Instructions to follow: Note each line where "котят" appears, and copy it.
▬▬▬▬▬▬
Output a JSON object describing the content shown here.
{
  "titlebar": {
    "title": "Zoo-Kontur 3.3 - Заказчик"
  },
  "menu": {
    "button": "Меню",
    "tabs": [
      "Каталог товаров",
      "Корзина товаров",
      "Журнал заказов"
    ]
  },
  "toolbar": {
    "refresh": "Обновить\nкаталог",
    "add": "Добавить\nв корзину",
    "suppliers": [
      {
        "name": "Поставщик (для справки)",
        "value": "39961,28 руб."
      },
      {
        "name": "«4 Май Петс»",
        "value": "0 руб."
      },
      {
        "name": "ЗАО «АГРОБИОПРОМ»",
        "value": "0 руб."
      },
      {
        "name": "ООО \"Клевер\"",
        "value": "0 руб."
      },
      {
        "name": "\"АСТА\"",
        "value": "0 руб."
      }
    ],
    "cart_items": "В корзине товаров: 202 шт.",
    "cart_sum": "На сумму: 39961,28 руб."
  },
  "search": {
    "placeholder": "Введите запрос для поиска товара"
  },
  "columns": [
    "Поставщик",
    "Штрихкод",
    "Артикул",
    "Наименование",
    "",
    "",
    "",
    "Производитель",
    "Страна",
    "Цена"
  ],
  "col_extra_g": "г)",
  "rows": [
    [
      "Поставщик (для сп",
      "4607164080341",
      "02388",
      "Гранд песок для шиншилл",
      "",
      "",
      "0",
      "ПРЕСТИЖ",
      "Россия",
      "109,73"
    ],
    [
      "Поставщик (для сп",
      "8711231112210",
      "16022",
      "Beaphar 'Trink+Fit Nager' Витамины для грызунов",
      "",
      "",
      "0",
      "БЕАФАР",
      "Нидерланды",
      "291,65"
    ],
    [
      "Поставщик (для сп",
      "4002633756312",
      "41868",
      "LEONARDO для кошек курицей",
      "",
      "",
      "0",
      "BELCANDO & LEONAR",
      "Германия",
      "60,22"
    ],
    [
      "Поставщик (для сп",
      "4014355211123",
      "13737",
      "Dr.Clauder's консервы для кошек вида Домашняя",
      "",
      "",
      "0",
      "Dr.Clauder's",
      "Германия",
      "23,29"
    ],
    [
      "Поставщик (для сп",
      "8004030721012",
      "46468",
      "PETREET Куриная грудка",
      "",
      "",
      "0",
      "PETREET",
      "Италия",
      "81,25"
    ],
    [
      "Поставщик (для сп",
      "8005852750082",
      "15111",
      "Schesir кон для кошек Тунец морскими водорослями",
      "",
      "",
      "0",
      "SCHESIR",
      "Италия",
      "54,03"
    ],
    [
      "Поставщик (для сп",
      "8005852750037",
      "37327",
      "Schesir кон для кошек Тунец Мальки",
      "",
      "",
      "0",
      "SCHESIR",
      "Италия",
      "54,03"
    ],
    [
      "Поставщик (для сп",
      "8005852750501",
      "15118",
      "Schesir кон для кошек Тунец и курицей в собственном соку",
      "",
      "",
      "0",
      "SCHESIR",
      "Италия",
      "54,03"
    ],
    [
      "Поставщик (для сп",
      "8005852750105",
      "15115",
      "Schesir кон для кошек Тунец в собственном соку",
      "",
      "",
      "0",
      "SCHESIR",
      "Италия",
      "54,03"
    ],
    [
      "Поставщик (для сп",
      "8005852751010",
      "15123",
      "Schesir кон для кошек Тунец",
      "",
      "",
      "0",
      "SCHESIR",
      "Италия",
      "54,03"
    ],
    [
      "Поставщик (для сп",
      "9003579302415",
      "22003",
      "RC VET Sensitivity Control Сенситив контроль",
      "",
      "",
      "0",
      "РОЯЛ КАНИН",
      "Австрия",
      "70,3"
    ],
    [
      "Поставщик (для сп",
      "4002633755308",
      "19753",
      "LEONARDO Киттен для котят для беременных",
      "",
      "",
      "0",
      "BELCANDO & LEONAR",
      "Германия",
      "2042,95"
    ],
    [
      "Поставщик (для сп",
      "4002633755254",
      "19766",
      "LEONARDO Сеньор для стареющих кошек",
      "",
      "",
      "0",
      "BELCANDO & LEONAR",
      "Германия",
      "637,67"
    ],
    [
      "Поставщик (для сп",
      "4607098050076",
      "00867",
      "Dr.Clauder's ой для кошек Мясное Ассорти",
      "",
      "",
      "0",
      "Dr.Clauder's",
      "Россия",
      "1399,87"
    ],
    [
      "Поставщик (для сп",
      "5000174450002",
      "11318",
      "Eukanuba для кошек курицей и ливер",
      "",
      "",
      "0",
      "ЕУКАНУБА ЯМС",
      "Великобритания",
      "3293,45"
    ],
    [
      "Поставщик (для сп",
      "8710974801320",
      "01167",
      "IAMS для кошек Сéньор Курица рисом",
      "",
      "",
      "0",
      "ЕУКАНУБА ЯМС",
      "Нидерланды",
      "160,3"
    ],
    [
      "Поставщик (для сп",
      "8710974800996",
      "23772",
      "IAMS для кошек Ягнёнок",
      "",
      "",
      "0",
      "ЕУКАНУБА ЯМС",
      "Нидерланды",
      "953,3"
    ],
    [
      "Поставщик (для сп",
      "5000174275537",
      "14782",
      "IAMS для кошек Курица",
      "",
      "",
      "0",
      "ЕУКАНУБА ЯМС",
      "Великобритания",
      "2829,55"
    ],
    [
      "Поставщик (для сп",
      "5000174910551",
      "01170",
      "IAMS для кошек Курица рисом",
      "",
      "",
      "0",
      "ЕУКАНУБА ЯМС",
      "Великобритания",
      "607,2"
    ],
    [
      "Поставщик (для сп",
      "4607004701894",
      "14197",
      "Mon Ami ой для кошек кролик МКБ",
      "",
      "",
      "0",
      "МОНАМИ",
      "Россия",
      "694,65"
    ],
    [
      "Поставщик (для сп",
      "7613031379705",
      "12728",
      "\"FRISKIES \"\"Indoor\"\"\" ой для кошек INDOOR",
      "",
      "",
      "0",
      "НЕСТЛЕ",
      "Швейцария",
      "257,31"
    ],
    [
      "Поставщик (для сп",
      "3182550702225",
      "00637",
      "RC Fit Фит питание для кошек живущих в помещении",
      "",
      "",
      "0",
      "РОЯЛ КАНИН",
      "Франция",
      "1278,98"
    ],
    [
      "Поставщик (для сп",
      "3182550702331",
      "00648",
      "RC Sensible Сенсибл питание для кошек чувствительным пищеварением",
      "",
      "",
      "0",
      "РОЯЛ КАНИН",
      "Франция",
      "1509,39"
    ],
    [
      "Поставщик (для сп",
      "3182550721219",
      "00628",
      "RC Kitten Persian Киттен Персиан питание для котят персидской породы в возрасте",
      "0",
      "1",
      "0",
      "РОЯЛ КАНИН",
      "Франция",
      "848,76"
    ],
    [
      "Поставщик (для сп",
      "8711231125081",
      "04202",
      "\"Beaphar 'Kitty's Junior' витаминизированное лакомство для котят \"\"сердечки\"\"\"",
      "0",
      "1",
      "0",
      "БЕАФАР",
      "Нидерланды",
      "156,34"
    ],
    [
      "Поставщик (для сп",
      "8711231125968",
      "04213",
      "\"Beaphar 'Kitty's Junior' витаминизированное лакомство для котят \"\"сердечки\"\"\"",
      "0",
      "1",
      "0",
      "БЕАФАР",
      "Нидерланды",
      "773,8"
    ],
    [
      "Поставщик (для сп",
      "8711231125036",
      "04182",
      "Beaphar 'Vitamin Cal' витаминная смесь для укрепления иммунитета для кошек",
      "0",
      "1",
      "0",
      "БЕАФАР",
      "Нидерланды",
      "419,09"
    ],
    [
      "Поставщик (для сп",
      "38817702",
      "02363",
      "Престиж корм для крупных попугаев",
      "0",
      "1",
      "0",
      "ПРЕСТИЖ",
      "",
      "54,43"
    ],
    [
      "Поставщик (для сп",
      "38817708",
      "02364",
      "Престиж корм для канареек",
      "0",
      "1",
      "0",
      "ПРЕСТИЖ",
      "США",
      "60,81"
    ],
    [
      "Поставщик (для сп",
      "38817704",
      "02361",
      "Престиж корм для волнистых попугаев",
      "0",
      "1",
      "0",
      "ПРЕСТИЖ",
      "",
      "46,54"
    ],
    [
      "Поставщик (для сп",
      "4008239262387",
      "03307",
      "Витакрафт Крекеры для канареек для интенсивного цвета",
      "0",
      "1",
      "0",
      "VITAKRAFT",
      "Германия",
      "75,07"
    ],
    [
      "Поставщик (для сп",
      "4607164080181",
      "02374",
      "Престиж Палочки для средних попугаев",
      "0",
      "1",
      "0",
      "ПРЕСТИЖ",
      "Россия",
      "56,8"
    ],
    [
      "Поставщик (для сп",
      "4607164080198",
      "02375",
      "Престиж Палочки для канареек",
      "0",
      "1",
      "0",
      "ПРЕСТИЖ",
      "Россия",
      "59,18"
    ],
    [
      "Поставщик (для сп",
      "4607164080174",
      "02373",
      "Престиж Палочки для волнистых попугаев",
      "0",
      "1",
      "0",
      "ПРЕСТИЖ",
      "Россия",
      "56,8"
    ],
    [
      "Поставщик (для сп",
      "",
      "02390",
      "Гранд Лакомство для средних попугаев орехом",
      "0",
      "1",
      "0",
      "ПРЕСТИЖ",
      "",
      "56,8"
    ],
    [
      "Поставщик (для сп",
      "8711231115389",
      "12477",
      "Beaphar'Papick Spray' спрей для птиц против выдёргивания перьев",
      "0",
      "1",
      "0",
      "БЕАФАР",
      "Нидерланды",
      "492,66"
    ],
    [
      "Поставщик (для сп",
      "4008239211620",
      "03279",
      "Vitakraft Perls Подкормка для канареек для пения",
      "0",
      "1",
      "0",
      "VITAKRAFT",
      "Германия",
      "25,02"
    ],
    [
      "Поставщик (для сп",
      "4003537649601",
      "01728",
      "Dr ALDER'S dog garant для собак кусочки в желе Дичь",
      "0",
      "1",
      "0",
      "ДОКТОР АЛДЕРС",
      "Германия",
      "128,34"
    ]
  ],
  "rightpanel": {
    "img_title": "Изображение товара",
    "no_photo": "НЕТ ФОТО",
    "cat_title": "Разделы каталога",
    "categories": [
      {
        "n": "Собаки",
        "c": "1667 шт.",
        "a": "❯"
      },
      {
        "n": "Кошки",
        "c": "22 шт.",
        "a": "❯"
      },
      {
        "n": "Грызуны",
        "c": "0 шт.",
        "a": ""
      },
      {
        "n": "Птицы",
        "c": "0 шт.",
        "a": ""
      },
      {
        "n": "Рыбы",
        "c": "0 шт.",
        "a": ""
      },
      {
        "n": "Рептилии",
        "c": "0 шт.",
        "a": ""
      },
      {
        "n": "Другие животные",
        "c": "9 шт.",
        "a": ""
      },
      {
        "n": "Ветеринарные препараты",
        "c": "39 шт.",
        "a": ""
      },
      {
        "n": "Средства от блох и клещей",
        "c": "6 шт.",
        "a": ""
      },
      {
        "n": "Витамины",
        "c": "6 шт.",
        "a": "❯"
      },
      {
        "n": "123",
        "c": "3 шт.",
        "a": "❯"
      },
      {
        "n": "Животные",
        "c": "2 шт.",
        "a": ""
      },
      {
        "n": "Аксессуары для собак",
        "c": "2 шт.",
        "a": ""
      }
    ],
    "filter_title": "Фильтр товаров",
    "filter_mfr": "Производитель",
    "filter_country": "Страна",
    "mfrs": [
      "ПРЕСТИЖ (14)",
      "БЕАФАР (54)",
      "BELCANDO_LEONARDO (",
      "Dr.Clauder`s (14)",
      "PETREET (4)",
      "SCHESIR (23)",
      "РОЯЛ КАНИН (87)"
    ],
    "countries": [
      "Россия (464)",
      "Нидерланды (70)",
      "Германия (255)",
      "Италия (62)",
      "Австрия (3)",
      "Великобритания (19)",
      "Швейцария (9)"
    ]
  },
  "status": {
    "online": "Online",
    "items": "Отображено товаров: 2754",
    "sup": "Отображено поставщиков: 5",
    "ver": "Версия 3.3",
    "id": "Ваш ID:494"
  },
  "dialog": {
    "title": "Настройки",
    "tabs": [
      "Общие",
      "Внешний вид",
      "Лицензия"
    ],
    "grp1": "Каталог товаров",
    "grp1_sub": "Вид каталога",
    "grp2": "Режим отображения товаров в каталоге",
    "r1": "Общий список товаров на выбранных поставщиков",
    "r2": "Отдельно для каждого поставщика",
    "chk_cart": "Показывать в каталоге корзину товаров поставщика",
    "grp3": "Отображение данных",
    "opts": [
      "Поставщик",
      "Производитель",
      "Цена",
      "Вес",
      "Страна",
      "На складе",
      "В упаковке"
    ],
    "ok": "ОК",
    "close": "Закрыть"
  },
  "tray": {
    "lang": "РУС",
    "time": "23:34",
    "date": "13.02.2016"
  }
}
▬▬▬▬▬▬
The output:
      "LEONARDO Киттен для котят для беременных",
      "RC Kitten Persian Киттен Персиан питание для котят персидской породы в возрасте",
      "\"Beaphar 'Kitty's Junior' витаминизированное лакомство для котят \"\"сердечки\"\"\"",
      "\"Beaphar 'Kitty's Junior' витаминизированное лакомство для котят \"\"сердечки\"\"\"",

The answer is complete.